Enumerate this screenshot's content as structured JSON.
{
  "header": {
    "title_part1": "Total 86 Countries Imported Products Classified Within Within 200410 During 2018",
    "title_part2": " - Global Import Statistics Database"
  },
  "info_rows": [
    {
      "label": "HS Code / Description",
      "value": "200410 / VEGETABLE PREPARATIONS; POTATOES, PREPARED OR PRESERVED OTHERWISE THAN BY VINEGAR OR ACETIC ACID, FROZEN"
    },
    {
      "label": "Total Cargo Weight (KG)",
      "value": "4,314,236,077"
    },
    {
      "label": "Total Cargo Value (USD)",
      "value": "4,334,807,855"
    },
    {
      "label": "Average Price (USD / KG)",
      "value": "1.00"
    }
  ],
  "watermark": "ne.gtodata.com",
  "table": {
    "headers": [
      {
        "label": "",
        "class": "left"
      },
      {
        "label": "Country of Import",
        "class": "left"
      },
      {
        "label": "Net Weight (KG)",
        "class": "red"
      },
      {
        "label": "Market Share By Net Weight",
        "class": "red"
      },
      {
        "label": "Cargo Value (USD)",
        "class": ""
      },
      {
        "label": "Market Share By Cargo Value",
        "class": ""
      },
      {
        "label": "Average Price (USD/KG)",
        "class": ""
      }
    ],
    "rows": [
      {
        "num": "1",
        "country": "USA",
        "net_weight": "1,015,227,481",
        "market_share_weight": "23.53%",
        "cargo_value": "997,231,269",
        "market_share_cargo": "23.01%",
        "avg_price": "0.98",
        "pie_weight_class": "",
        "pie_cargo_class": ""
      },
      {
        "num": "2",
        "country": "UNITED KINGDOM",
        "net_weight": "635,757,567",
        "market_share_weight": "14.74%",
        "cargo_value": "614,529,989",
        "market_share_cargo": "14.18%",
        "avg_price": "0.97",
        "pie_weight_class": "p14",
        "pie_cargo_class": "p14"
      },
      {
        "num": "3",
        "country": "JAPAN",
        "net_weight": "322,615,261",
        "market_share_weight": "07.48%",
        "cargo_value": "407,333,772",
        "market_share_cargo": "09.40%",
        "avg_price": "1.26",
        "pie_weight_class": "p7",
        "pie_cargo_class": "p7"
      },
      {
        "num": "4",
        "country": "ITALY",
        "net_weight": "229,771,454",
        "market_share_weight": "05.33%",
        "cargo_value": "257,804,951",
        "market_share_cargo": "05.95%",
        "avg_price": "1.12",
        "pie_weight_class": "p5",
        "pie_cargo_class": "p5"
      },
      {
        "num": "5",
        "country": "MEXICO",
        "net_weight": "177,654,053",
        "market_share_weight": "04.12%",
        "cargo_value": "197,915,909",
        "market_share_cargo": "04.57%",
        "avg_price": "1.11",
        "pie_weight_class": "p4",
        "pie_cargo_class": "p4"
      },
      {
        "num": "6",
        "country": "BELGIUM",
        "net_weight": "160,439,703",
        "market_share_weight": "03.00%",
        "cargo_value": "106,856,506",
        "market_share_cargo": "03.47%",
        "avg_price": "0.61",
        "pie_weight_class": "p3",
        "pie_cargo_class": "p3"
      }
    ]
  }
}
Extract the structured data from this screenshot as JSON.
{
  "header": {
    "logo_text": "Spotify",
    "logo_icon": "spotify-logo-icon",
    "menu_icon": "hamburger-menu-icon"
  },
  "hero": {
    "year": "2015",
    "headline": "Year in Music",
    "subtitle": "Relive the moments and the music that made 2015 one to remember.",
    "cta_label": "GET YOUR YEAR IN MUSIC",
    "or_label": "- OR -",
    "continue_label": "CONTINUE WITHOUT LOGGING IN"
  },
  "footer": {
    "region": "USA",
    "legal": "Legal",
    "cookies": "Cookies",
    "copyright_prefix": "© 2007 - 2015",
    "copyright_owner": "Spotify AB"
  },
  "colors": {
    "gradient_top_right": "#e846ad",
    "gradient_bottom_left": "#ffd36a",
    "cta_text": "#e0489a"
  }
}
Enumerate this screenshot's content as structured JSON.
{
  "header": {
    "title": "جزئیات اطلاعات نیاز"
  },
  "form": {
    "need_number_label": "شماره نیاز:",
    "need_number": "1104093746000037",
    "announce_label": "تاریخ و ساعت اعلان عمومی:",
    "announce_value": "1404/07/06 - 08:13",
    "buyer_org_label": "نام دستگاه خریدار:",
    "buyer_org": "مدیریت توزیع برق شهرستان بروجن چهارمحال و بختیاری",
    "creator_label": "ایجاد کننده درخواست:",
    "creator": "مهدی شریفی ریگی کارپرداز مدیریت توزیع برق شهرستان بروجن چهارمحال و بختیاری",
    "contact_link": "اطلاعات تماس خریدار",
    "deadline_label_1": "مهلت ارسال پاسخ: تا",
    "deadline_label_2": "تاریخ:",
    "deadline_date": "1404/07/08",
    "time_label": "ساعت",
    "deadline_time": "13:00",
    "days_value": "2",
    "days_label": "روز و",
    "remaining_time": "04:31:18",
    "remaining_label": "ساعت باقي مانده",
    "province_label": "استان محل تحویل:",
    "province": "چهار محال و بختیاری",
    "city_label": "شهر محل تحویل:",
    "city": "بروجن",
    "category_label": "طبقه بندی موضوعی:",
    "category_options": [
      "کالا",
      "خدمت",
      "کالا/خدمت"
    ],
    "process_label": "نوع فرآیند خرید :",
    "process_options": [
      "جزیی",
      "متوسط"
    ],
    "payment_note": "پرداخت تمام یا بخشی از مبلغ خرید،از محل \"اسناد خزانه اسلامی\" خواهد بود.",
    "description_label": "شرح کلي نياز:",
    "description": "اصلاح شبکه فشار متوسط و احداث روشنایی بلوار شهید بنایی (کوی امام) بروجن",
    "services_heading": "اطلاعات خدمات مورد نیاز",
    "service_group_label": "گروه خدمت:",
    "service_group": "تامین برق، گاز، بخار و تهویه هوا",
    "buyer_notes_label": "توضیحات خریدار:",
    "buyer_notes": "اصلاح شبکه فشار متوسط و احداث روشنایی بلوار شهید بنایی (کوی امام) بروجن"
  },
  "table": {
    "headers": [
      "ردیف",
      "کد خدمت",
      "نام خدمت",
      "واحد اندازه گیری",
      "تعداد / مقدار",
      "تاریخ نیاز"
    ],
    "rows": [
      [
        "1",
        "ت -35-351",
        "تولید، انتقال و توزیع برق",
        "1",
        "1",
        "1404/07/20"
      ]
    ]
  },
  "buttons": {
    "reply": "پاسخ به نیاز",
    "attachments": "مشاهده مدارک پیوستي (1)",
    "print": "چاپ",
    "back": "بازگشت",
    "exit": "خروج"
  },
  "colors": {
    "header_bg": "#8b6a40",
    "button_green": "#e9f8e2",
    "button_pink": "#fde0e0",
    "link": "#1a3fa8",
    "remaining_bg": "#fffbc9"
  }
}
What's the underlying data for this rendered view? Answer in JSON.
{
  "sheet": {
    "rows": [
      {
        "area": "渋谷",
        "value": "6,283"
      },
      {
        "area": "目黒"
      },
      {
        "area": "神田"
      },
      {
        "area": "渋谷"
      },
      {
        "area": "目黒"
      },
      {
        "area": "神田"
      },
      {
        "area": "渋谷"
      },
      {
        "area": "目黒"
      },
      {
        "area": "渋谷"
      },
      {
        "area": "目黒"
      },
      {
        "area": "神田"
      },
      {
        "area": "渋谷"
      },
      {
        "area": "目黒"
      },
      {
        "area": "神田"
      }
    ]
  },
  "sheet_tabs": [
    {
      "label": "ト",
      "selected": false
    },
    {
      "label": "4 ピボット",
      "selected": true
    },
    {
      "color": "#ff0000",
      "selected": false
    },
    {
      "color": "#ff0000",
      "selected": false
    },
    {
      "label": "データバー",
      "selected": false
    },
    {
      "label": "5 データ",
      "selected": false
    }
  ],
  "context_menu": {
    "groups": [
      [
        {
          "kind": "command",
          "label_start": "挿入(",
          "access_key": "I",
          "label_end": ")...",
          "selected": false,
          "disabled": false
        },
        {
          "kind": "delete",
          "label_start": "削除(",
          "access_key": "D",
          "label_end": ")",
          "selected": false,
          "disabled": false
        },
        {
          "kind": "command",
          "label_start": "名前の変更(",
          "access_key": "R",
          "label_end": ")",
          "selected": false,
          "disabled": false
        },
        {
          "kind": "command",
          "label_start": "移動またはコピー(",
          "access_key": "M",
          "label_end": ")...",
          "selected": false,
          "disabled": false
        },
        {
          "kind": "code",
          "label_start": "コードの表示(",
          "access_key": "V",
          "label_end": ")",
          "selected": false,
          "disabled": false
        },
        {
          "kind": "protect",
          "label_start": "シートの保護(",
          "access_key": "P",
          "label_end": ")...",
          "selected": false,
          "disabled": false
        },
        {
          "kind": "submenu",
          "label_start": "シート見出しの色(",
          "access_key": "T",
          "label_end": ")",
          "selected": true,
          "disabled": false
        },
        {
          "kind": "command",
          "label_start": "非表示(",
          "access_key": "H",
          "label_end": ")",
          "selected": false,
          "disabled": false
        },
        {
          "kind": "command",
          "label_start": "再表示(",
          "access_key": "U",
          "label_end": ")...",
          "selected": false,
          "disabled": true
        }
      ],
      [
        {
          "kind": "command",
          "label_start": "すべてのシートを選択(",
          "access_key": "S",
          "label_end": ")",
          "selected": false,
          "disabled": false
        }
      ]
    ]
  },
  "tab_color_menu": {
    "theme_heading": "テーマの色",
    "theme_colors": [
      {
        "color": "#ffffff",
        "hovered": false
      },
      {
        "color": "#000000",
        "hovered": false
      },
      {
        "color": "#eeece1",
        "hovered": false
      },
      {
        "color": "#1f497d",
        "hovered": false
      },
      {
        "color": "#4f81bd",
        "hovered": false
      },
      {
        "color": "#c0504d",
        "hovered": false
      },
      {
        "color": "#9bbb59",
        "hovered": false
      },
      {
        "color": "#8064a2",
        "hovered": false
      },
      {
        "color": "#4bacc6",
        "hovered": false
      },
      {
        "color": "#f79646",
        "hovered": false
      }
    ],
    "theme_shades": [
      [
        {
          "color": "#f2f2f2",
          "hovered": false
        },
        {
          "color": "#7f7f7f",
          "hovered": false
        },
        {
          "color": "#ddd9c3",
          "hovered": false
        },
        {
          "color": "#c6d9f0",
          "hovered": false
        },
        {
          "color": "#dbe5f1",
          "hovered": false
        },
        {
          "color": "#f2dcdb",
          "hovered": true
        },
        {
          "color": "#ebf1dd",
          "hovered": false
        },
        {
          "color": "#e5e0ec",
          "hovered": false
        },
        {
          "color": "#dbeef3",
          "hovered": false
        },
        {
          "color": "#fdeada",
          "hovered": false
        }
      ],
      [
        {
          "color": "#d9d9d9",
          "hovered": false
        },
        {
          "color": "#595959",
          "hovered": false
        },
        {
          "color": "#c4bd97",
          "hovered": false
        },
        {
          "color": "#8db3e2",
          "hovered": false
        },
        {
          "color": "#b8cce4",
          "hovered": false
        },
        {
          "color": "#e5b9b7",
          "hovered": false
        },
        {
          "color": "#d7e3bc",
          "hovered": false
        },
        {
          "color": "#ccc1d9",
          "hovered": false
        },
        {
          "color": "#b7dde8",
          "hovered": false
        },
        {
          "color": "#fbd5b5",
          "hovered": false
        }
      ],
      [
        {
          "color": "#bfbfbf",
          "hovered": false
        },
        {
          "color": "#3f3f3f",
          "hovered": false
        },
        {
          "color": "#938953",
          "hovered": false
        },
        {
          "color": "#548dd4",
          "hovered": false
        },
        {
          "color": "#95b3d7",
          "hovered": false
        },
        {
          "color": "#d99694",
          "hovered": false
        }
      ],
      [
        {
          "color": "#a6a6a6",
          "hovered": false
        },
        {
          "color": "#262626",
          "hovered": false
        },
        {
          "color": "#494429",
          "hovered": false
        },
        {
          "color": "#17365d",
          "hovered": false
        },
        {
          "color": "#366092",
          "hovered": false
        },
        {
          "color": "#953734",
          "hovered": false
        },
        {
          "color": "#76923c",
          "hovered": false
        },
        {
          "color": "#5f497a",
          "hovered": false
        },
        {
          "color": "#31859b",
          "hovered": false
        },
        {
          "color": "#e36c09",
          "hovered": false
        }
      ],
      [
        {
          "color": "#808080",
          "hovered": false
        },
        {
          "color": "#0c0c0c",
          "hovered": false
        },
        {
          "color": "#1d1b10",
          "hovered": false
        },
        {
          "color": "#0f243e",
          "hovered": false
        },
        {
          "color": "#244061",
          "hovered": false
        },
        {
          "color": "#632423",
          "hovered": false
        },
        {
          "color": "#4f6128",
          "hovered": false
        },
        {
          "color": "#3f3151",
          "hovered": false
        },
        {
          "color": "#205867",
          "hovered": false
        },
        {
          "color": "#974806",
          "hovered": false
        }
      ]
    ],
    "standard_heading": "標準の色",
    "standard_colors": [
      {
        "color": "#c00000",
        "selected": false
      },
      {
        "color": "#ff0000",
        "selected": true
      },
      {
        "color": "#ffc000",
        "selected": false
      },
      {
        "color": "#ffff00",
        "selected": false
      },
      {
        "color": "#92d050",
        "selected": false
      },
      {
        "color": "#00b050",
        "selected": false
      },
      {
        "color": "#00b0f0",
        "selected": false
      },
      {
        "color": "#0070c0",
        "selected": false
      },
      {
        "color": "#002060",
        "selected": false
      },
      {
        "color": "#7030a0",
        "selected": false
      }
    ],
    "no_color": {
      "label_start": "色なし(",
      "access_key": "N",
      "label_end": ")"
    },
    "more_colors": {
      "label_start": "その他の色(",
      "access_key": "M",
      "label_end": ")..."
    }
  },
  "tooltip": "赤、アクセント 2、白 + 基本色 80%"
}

· · ·

_The exercise_.
Show each line of the data that contains the string "ساعت".

_Response to this exercise_.
    "announce_label": "تاریخ و ساعت اعلان عمومی:",
    "time_label": "ساعت",
    "remaining_label": "ساعت باقي مانده",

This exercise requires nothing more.